# FIRE SERVICE PERMIT & PLAN REVIEW FEES 2010



## FM William Burns (Feb 12, 2010)

For those jurisdictions doing so, would you please be so kind to send me your fee schedule for permit fees and plan review fees.  Due to the economy our jurisdiction is looking at starting a permit process for our services in plan review and associated inspection.

Please PM me with details, associated forms and name of jurisdiction or an email where I can reach you to gather the information.  Thanks in advance for your assistance.


----------



## Big Mac (Feb 12, 2010)

Re: FIRE SERVICE PERMIT & PLAN REVIEW FEES 2010

I was going to send you a private message but apprently I've been blocked from doing so.  Good Luck with your permit process.  i hope it works out for you.


----------



## Coug Dad (Feb 12, 2010)

Re: FIRE SERVICE PERMIT & PLAN REVIEW FEES 2010

Since Michigan's economy is one of the nation's worst and their unemployment rate is one of the highest, has anyone questioned the wisdom of increasing costs on the private sector - which really is in the position to create jobs????????


----------



## FM William Burns (Feb 12, 2010)

Re: FIRE SERVICE PERMIT & PLAN REVIEW FEES 2010

Big Mac:

Don’t know why you experienced a blockage?  I don’t have anyone blocked and if you would, please try again and let me know if it doesn’t work and I will contact the site administrator.  I have received 4 PM’s so far so I don’t get why you had trouble.

* * * *

SHORT TASK:
Repeat the thread starting at the words "Since Michigan's economy" and stopping after "you had trouble.", switching "site administrator" for "forum moderator".

DATA:
* * * *

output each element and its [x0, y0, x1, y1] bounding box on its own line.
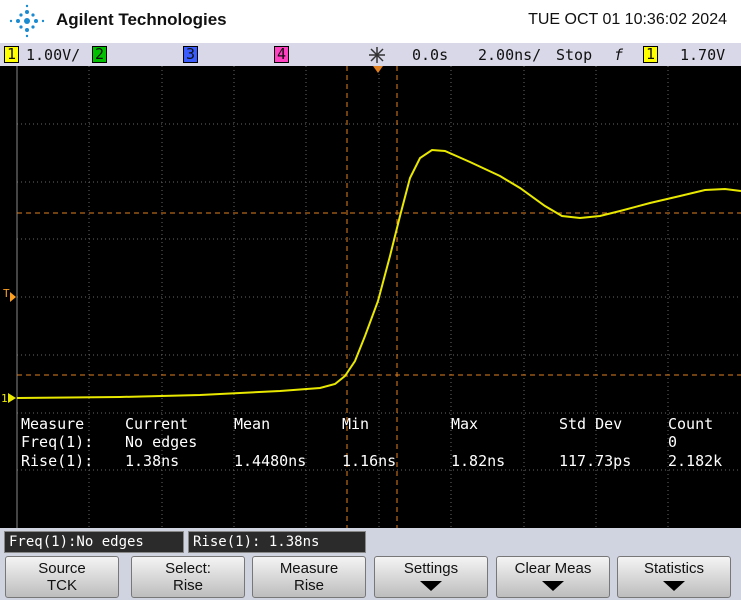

* * * *

ANSWER TO THE TASK:
Since Michigan's economy is one of the nation's worst and their unemployment rate is one of the highest, has anyone questioned the wisdom of increasing costs on the private sector - which really is in the position to create jobs????????


----------



## FM William Burns (Feb 12, 2010)

Re: FIRE SERVICE PERMIT & PLAN REVIEW FEES 2010

Big Mac:

Don’t know why you experienced a blockage?  I don’t have anyone blocked and if you would, please try again and let me know if it doesn’t work and I will contact the forum moderator.  I have received 4 PM’s so far so I don’t get why you had trouble.